**Given task**. Without further comment, state how many lines in the listing below contain the word "Fights".

**Listing**.
--- Begin ---

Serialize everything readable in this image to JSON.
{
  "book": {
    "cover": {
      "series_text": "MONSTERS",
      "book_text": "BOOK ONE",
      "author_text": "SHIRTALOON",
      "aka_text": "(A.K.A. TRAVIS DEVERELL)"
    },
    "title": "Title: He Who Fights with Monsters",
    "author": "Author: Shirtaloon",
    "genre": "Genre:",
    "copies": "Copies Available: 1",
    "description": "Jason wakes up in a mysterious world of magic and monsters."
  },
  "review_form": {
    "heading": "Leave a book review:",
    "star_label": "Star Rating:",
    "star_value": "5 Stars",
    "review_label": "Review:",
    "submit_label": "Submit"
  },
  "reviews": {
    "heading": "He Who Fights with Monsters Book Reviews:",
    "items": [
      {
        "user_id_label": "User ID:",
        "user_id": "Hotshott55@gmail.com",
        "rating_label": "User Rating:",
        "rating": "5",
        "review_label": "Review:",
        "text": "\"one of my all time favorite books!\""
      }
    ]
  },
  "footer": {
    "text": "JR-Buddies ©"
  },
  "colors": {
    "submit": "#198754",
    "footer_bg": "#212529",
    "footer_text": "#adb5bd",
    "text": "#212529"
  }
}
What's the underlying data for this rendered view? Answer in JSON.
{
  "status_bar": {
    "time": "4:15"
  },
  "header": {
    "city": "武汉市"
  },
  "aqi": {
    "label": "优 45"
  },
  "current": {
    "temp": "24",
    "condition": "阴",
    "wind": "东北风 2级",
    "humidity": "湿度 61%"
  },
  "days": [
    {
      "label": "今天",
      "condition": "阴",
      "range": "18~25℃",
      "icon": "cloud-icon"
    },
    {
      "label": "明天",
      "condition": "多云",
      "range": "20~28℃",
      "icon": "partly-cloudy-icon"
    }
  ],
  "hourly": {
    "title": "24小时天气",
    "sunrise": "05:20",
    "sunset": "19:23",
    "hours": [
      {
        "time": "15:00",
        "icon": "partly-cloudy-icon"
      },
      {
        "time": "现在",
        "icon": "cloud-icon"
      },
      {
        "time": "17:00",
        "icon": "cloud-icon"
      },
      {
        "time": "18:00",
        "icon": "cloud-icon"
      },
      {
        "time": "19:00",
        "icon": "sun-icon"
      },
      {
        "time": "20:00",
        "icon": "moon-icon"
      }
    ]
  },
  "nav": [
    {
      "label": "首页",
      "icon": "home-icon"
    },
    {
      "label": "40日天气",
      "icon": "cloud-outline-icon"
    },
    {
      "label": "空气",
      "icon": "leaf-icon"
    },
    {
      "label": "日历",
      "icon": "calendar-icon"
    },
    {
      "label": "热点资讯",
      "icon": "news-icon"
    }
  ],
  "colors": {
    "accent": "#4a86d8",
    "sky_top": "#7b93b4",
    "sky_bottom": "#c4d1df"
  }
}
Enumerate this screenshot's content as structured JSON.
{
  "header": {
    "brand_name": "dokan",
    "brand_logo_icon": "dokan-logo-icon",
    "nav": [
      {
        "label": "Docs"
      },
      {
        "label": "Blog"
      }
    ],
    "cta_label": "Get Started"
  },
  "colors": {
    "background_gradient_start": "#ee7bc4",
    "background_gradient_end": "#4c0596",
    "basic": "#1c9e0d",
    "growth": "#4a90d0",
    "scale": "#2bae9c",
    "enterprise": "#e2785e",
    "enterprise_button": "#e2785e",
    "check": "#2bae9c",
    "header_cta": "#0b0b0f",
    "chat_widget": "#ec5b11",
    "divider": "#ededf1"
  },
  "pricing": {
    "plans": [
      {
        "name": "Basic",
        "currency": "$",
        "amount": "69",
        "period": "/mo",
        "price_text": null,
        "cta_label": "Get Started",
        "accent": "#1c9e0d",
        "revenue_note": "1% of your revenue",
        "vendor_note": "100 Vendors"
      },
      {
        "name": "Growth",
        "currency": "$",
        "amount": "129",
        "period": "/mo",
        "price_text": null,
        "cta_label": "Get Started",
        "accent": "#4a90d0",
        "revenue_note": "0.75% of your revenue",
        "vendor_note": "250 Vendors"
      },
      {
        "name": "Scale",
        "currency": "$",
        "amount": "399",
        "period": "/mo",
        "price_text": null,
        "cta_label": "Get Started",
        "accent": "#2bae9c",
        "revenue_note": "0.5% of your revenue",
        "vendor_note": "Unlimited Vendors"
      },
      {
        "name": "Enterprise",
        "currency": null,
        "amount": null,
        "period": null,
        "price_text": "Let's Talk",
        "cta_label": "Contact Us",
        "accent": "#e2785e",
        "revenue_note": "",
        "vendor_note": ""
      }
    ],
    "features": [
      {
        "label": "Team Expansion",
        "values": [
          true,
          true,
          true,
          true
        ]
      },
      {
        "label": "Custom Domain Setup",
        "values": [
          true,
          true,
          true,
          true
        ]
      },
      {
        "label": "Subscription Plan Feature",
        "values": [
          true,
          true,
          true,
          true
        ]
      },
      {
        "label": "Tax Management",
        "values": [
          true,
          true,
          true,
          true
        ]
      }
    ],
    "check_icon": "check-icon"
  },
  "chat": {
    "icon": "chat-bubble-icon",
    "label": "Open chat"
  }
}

--- End ---

**Answer in full**. 2